** START MATERIAL **

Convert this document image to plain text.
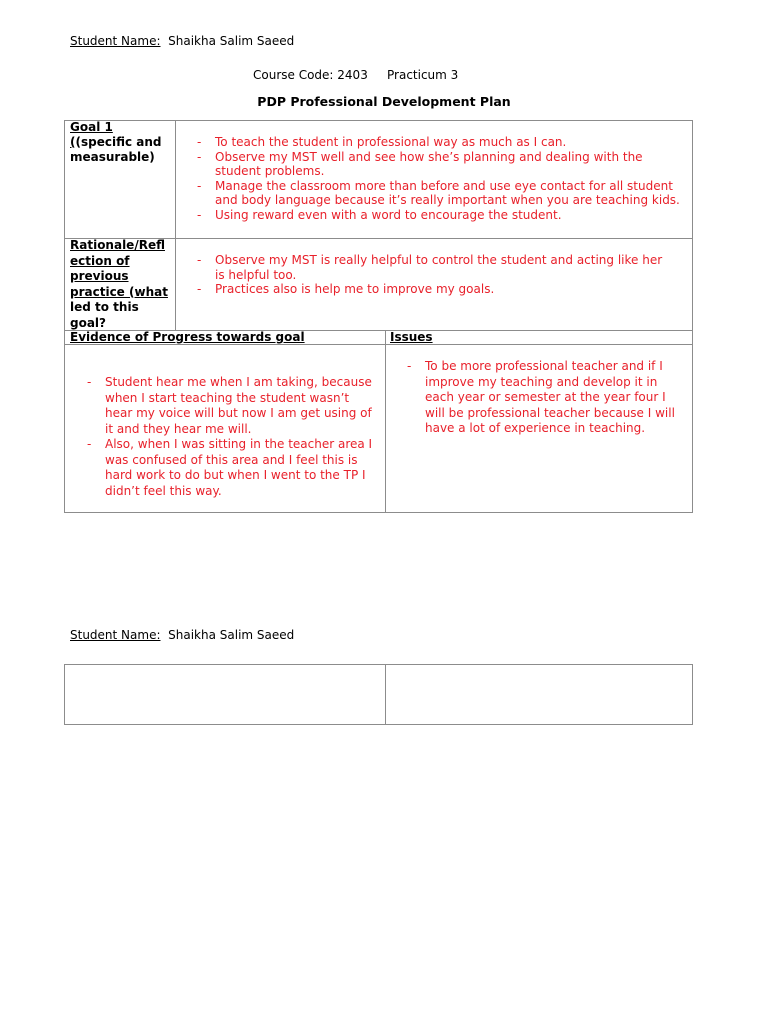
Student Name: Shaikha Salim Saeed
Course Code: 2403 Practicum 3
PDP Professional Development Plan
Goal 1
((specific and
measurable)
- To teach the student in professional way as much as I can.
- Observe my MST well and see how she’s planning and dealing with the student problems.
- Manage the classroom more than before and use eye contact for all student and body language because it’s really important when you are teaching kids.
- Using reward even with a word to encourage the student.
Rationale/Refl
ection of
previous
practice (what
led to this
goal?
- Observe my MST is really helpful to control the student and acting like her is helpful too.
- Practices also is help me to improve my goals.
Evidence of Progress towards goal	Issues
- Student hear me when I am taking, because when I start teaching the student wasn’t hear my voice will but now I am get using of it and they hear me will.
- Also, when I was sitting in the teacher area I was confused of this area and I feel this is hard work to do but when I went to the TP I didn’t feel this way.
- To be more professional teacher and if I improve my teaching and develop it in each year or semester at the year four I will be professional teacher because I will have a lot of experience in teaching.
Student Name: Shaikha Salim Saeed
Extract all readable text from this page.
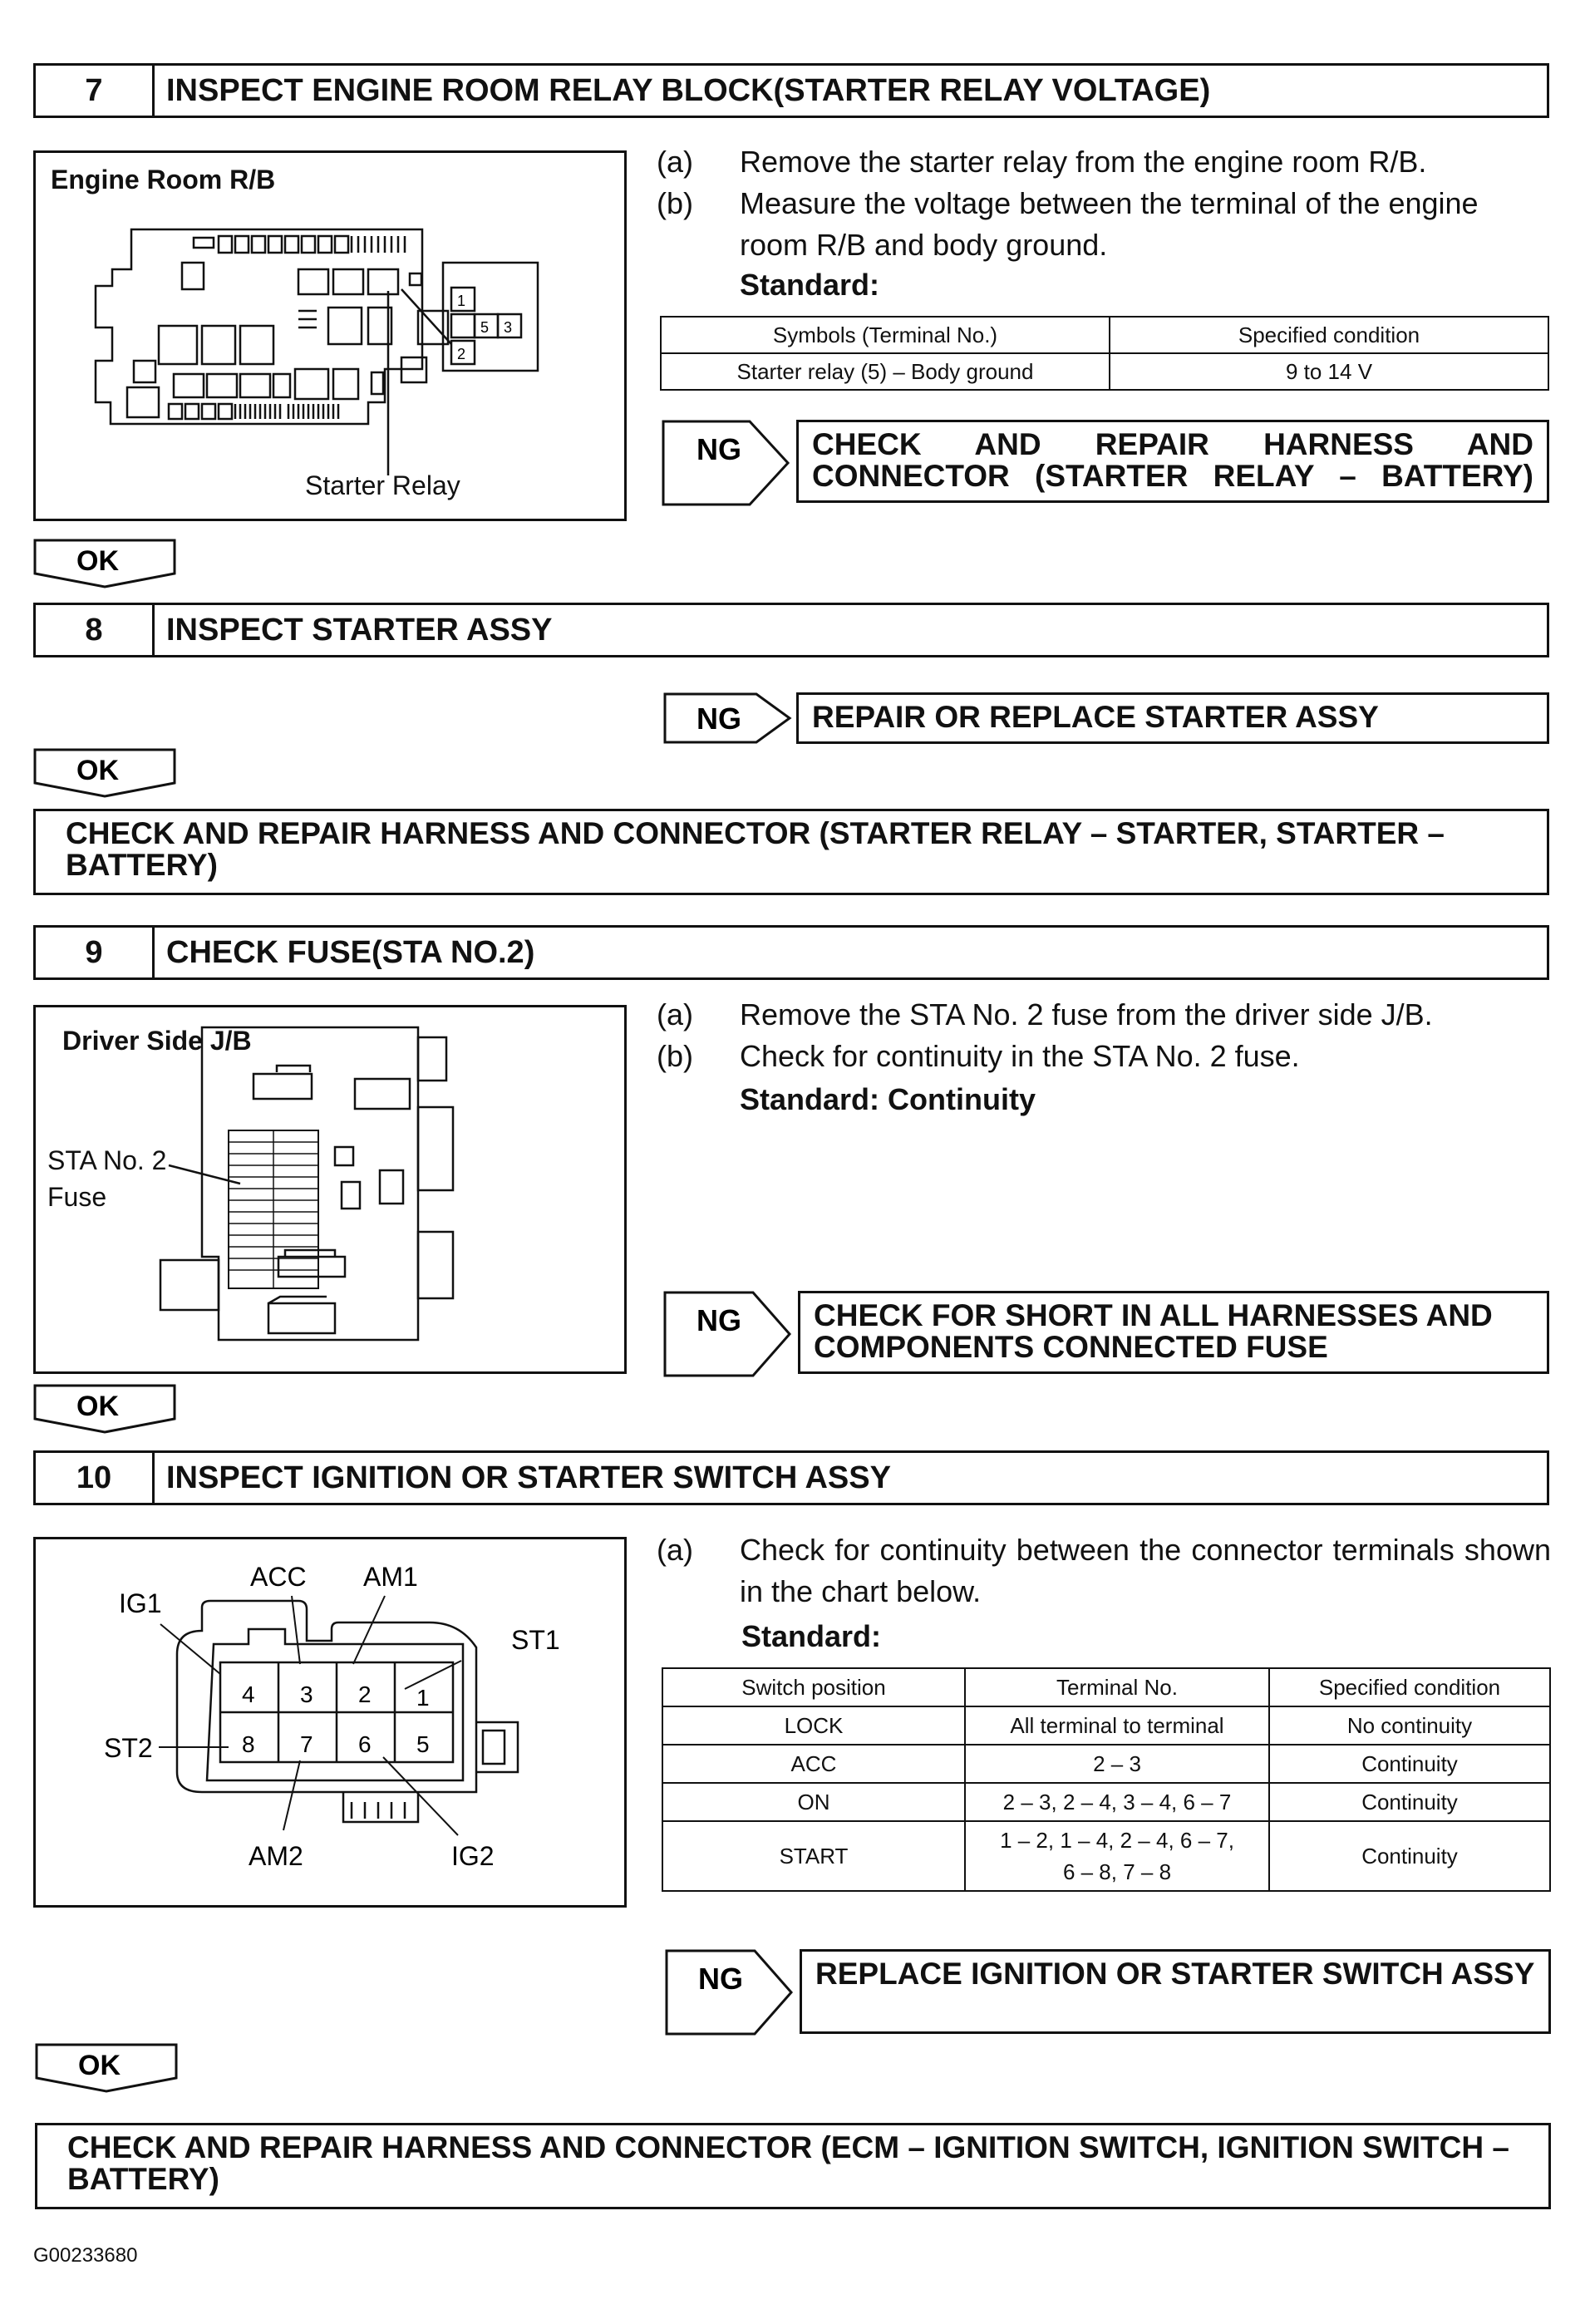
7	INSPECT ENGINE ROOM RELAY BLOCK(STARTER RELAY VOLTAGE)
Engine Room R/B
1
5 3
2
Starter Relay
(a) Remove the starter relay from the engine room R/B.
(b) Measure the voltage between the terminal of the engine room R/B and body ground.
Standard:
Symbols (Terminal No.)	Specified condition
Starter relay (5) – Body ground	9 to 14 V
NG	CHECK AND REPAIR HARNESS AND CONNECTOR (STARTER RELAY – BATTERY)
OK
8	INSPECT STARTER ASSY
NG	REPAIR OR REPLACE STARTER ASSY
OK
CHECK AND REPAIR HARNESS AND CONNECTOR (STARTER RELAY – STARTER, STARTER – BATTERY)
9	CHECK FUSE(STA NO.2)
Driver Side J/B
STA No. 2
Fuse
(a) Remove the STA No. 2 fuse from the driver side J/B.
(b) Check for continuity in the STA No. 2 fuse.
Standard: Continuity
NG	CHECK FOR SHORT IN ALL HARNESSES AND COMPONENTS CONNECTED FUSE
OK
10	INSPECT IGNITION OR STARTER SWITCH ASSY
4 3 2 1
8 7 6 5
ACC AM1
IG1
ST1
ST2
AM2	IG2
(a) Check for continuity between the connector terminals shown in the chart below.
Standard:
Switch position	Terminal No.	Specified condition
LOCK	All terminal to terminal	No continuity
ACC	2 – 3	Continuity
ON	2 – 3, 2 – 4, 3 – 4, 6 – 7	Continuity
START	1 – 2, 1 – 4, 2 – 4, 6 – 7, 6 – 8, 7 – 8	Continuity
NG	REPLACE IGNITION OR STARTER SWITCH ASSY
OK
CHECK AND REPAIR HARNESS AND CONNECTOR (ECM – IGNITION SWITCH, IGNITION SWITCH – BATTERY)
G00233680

** END MATERIAL **

## DESCRIPTION OF THE TASK
Copy all lines from the data that hold the word "ground".

## THE RESPONSE
(b) Measure the voltage between the terminal of the engine room R/B and body ground.
Starter relay (5) – Body ground	9 to 14 V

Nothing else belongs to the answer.